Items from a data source
***

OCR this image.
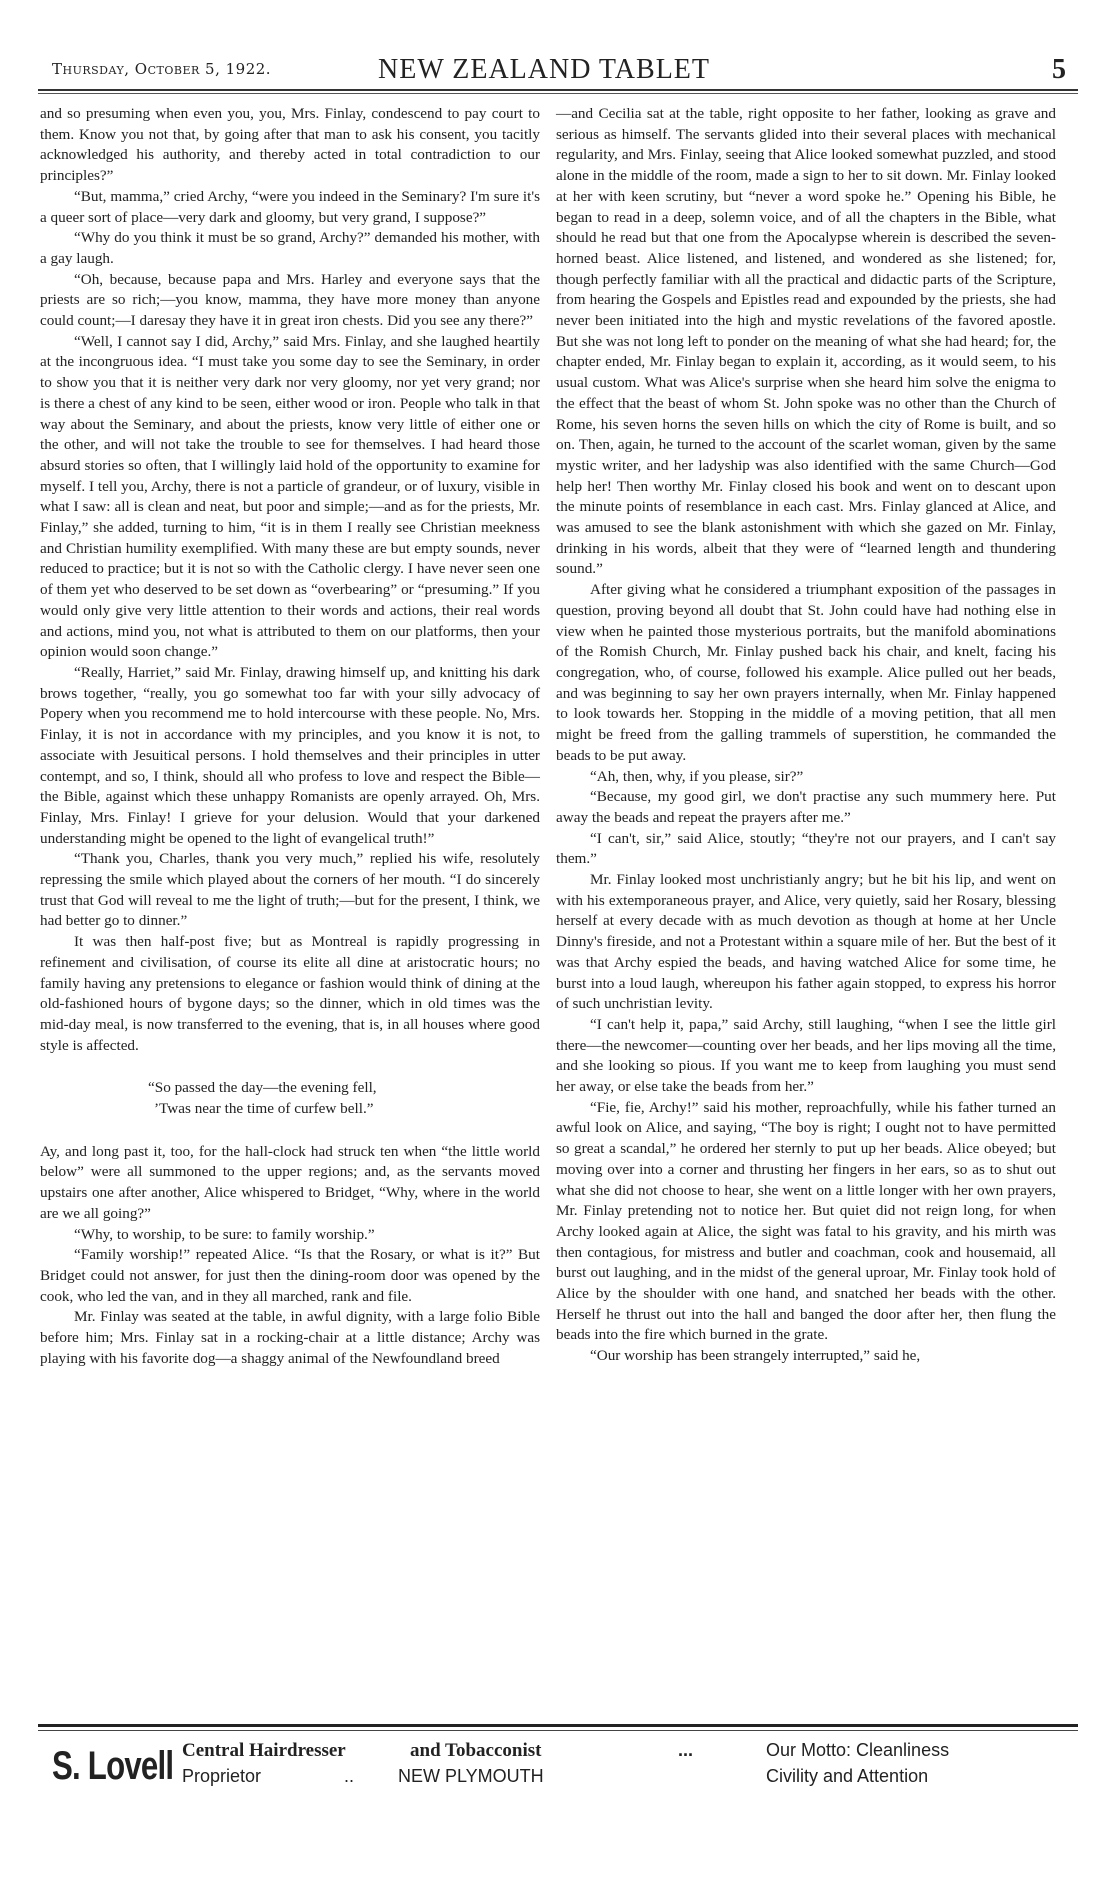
Thursday, October 5, 1922.	NEW ZEALAND TABLET	5

and so presuming when even you, you, Mrs. Finlay, condescend to pay court to them. Know you not that, by going after that man to ask his consent, you tacitly acknowledged his authority, and thereby acted in total contradiction to our principles?”

“But, mamma,” cried Archy, “were you indeed in the Seminary? I'm sure it's a queer sort of place—very dark and gloomy, but very grand, I suppose?”

“Why do you think it must be so grand, Archy?” demanded his mother, with a gay laugh.

“Oh, because, because papa and Mrs. Harley and everyone says that the priests are so rich;—you know, mamma, they have more money than anyone could count;—I daresay they have it in great iron chests. Did you see any there?”

“Well, I cannot say I did, Archy,” said Mrs. Finlay, and she laughed heartily at the incongruous idea. “I must take you some day to see the Seminary, in order to show you that it is neither very dark nor very gloomy, nor yet very grand; nor is there a chest of any kind to be seen, either wood or iron. People who talk in that way about the Seminary, and about the priests, know very little of either one or the other, and will not take the trouble to see for themselves. I had heard those absurd stories so often, that I willingly laid hold of the opportunity to examine for myself. I tell you, Archy, there is not a particle of grandeur, or of luxury, visible in what I saw: all is clean and neat, but poor and simple;—and as for the priests, Mr. Finlay,” she added, turning to him, “it is in them I really see Christian meekness and Christian humility exemplified. With many these are but empty sounds, never reduced to practice; but it is not so with the Catholic clergy. I have never seen one of them yet who deserved to be set down as “overbearing” or “presuming.” If you would only give very little attention to their words and actions, their real words and actions, mind you, not what is attributed to them on our platforms, then your opinion would soon change.”

“Really, Harriet,” said Mr. Finlay, drawing himself up, and knitting his dark brows together, “really, you go somewhat too far with your silly advocacy of Popery when you recommend me to hold intercourse with these people. No, Mrs. Finlay, it is not in accordance with my principles, and you know it is not, to associate with Jesuitical persons. I hold themselves and their principles in utter contempt, and so, I think, should all who profess to love and respect the Bible—the Bible, against which these unhappy Romanists are openly arrayed. Oh, Mrs. Finlay, Mrs. Finlay! I grieve for your delusion. Would that your darkened understanding might be opened to the light of evangelical truth!”

“Thank you, Charles, thank you very much,” replied his wife, resolutely repressing the smile which played about the corners of her mouth. “I do sincerely trust that God will reveal to me the light of truth;—but for the present, I think, we had better go to dinner.”

It was then half-post five; but as Montreal is rapidly progressing in refinement and civilisation, of course its elite all dine at aristocratic hours; no family having any pretensions to elegance or fashion would think of dining at the old-fashioned hours of bygone days; so the dinner, which in old times was the mid-day meal, is now transferred to the evening, that is, in all houses where good style is affected.

“So passed the day—the evening fell,
’Twas near the time of curfew bell.”

Ay, and long past it, too, for the hall-clock had struck ten when “the little world below” were all summoned to the upper regions; and, as the servants moved upstairs one after another, Alice whispered to Bridget, “Why, where in the world are we all going?”

“Why, to worship, to be sure: to family worship.”

“Family worship!” repeated Alice. “Is that the Rosary, or what is it?” But Bridget could not answer, for just then the dining-room door was opened by the cook, who led the van, and in they all marched, rank and file.

Mr. Finlay was seated at the table, in awful dignity, with a large folio Bible before him; Mrs. Finlay sat in a rocking-chair at a little distance; Archy was playing with his favorite dog—a shaggy animal of the Newfoundland breed

—and Cecilia sat at the table, right opposite to her father, looking as grave and serious as himself. The servants glided into their several places with mechanical regularity, and Mrs. Finlay, seeing that Alice looked somewhat puzzled, and stood alone in the middle of the room, made a sign to her to sit down. Mr. Finlay looked at her with keen scrutiny, but “never a word spoke he.” Opening his Bible, he began to read in a deep, solemn voice, and of all the chapters in the Bible, what should he read but that one from the Apocalypse wherein is described the seven-horned beast. Alice listened, and listened, and wondered as she listened; for, though perfectly familiar with all the practical and didactic parts of the Scripture, from hearing the Gospels and Epistles read and expounded by the priests, she had never been initiated into the high and mystic revelations of the favored apostle. But she was not long left to ponder on the meaning of what she had heard; for, the chapter ended, Mr. Finlay began to explain it, according, as it would seem, to his usual custom. What was Alice's surprise when she heard him solve the enigma to the effect that the beast of whom St. John spoke was no other than the Church of Rome, his seven horns the seven hills on which the city of Rome is built, and so on. Then, again, he turned to the account of the scarlet woman, given by the same mystic writer, and her ladyship was also identified with the same Church—God help her! Then worthy Mr. Finlay closed his book and went on to descant upon the minute points of resemblance in each cast. Mrs. Finlay glanced at Alice, and was amused to see the blank astonishment with which she gazed on Mr. Finlay, drinking in his words, albeit that they were of “learned length and thundering sound.”

After giving what he considered a triumphant exposition of the passages in question, proving beyond all doubt that St. John could have had nothing else in view when he painted those mysterious portraits, but the manifold abominations of the Romish Church, Mr. Finlay pushed back his chair, and knelt, facing his congregation, who, of course, followed his example. Alice pulled out her beads, and was beginning to say her own prayers internally, when Mr. Finlay happened to look towards her. Stopping in the middle of a moving petition, that all men might be freed from the galling trammels of superstition, he commanded the beads to be put away.

“Ah, then, why, if you please, sir?”

“Because, my good girl, we don't practise any such mummery here. Put away the beads and repeat the prayers after me.”

“I can't, sir,” said Alice, stoutly; “they're not our prayers, and I can't say them.”

Mr. Finlay looked most unchristianly angry; but he bit his lip, and went on with his extemporaneous prayer, and Alice, very quietly, said her Rosary, blessing herself at every decade with as much devotion as though at home at her Uncle Dinny's fireside, and not a Protestant within a square mile of her. But the best of it was that Archy espied the beads, and having watched Alice for some time, he burst into a loud laugh, whereupon his father again stopped, to express his horror of such unchristian levity.

“I can't help it, papa,” said Archy, still laughing, “when I see the little girl there—the newcomer—counting over her beads, and her lips moving all the time, and she looking so pious. If you want me to keep from laughing you must send her away, or else take the beads from her.”

“Fie, fie, Archy!” said his mother, reproachfully, while his father turned an awful look on Alice, and saying, “The boy is right; I ought not to have permitted so great a scandal,” he ordered her sternly to put up her beads. Alice obeyed; but moving over into a corner and thrusting her fingers in her ears, so as to shut out what she did not choose to hear, she went on a little longer with her own prayers, Mr. Finlay pretending not to notice her. But quiet did not reign long, for when Archy looked again at Alice, the sight was fatal to his gravity, and his mirth was then contagious, for mistress and butler and coachman, cook and housemaid, all burst out laughing, and in the midst of the general uproar, Mr. Finlay took hold of Alice by the shoulder with one hand, and snatched her beads with the other. Herself he thrust out into the hall and banged the door after her, then flung the beads into the fire which burned in the grate.

“Our worship has been strangely interrupted,” said he,

S. Lovell Central Hairdresser	and Tobacconist	...
Proprietor	.. NEW PLYMOUTH
Our Motto: Cleanliness
Civility and Attention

***

Instructions for the task => Excluding the pictures, reproduce every entry exactly as given.

Solution =>
OCR this image.
Thursday, October 5, 1922.	NEW ZEALAND TABLET	5

and so presuming when even you, you, Mrs. Finlay, condescend to pay court to them. Know you not that, by going after that man to ask his consent, you tacitly acknowledged his authority, and thereby acted in total contradiction to our principles?”

“But, mamma,” cried Archy, “were you indeed in the Seminary? I'm sure it's a queer sort of place—very dark and gloomy, but very grand, I suppose?”

“Why do you think it must be so grand, Archy?” demanded his mother, with a gay laugh.

“Oh, because, because papa and Mrs. Harley and everyone says that the priests are so rich;—you know, mamma, they have more money than anyone could count;—I daresay they have it in great iron chests. Did you see any there?”

“Well, I cannot say I did, Archy,” said Mrs. Finlay, and she laughed heartily at the incongruous idea. “I must take you some day to see the Seminary, in order to show you that it is neither very dark nor very gloomy, nor yet very grand; nor is there a chest of any kind to be seen, either wood or iron. People who talk in that way about the Seminary, and about the priests, know very little of either one or the other, and will not take the trouble to see for themselves. I had heard those absurd stories so often, that I willingly laid hold of the opportunity to examine for myself. I tell you, Archy, there is not a particle of grandeur, or of luxury, visible in what I saw: all is clean and neat, but poor and simple;—and as for the priests, Mr. Finlay,” she added, turning to him, “it is in them I really see Christian meekness and Christian humility exemplified. With many these are but empty sounds, never reduced to practice; but it is not so with the Catholic clergy. I have never seen one of them yet who deserved to be set down as “overbearing” or “presuming.” If you would only give very little attention to their words and actions, their real words and actions, mind you, not what is attributed to them on our platforms, then your opinion would soon change.”

“Really, Harriet,” said Mr. Finlay, drawing himself up, and knitting his dark brows together, “really, you go somewhat too far with your silly advocacy of Popery when you recommend me to hold intercourse with these people. No, Mrs. Finlay, it is not in accordance with my principles, and you know it is not, to associate with Jesuitical persons. I hold themselves and their principles in utter contempt, and so, I think, should all who profess to love and respect the Bible—the Bible, against which these unhappy Romanists are openly arrayed. Oh, Mrs. Finlay, Mrs. Finlay! I grieve for your delusion. Would that your darkened understanding might be opened to the light of evangelical truth!”

“Thank you, Charles, thank you very much,” replied his wife, resolutely repressing the smile which played about the corners of her mouth. “I do sincerely trust that God will reveal to me the light of truth;—but for the present, I think, we had better go to dinner.”

It was then half-post five; but as Montreal is rapidly progressing in refinement and civilisation, of course its elite all dine at aristocratic hours; no family having any pretensions to elegance or fashion would think of dining at the old-fashioned hours of bygone days; so the dinner, which in old times was the mid-day meal, is now transferred to the evening, that is, in all houses where good style is affected.

“So passed the day—the evening fell,
’Twas near the time of curfew bell.”

Ay, and long past it, too, for the hall-clock had struck ten when “the little world below” were all summoned to the upper regions; and, as the servants moved upstairs one after another, Alice whispered to Bridget, “Why, where in the world are we all going?”

“Why, to worship, to be sure: to family worship.”

“Family worship!” repeated Alice. “Is that the Rosary, or what is it?” But Bridget could not answer, for just then the dining-room door was opened by the cook, who led the van, and in they all marched, rank and file.

Mr. Finlay was seated at the table, in awful dignity, with a large folio Bible before him; Mrs. Finlay sat in a rocking-chair at a little distance; Archy was playing with his favorite dog—a shaggy animal of the Newfoundland breed

—and Cecilia sat at the table, right opposite to her father, looking as grave and serious as himself. The servants glided into their several places with mechanical regularity, and Mrs. Finlay, seeing that Alice looked somewhat puzzled, and stood alone in the middle of the room, made a sign to her to sit down. Mr. Finlay looked at her with keen scrutiny, but “never a word spoke he.” Opening his Bible, he began to read in a deep, solemn voice, and of all the chapters in the Bible, what should he read but that one from the Apocalypse wherein is described the seven-horned beast. Alice listened, and listened, and wondered as she listened; for, though perfectly familiar with all the practical and didactic parts of the Scripture, from hearing the Gospels and Epistles read and expounded by the priests, she had never been initiated into the high and mystic revelations of the favored apostle. But she was not long left to ponder on the meaning of what she had heard; for, the chapter ended, Mr. Finlay began to explain it, according, as it would seem, to his usual custom. What was Alice's surprise when she heard him solve the enigma to the effect that the beast of whom St. John spoke was no other than the Church of Rome, his seven horns the seven hills on which the city of Rome is built, and so on. Then, again, he turned to the account of the scarlet woman, given by the same mystic writer, and her ladyship was also identified with the same Church—God help her! Then worthy Mr. Finlay closed his book and went on to descant upon the minute points of resemblance in each cast. Mrs. Finlay glanced at Alice, and was amused to see the blank astonishment with which she gazed on Mr. Finlay, drinking in his words, albeit that they were of “learned length and thundering sound.”

After giving what he considered a triumphant exposition of the passages in question, proving beyond all doubt that St. John could have had nothing else in view when he painted those mysterious portraits, but the manifold abominations of the Romish Church, Mr. Finlay pushed back his chair, and knelt, facing his congregation, who, of course, followed his example. Alice pulled out her beads, and was beginning to say her own prayers internally, when Mr. Finlay happened to look towards her. Stopping in the middle of a moving petition, that all men might be freed from the galling trammels of superstition, he commanded the beads to be put away.

“Ah, then, why, if you please, sir?”

“Because, my good girl, we don't practise any such mummery here. Put away the beads and repeat the prayers after me.”

“I can't, sir,” said Alice, stoutly; “they're not our prayers, and I can't say them.”

Mr. Finlay looked most unchristianly angry; but he bit his lip, and went on with his extemporaneous prayer, and Alice, very quietly, said her Rosary, blessing herself at every decade with as much devotion as though at home at her Uncle Dinny's fireside, and not a Protestant within a square mile of her. But the best of it was that Archy espied the beads, and having watched Alice for some time, he burst into a loud laugh, whereupon his father again stopped, to express his horror of such unchristian levity.

“I can't help it, papa,” said Archy, still laughing, “when I see the little girl there—the newcomer—counting over her beads, and her lips moving all the time, and she looking so pious. If you want me to keep from laughing you must send her away, or else take the beads from her.”

“Fie, fie, Archy!” said his mother, reproachfully, while his father turned an awful look on Alice, and saying, “The boy is right; I ought not to have permitted so great a scandal,” he ordered her sternly to put up her beads. Alice obeyed; but moving over into a corner and thrusting her fingers in her ears, so as to shut out what she did not choose to hear, she went on a little longer with her own prayers, Mr. Finlay pretending not to notice her. But quiet did not reign long, for when Archy looked again at Alice, the sight was fatal to his gravity, and his mirth was then contagious, for mistress and butler and coachman, cook and housemaid, all burst out laughing, and in the midst of the general uproar, Mr. Finlay took hold of Alice by the shoulder with one hand, and snatched her beads with the other. Herself he thrust out into the hall and banged the door after her, then flung the beads into the fire which burned in the grate.

“Our worship has been strangely interrupted,” said he,

S. Lovell Central Hairdresser	and Tobacconist	...
Proprietor	.. NEW PLYMOUTH
Our Motto: Cleanliness
Civility and Attention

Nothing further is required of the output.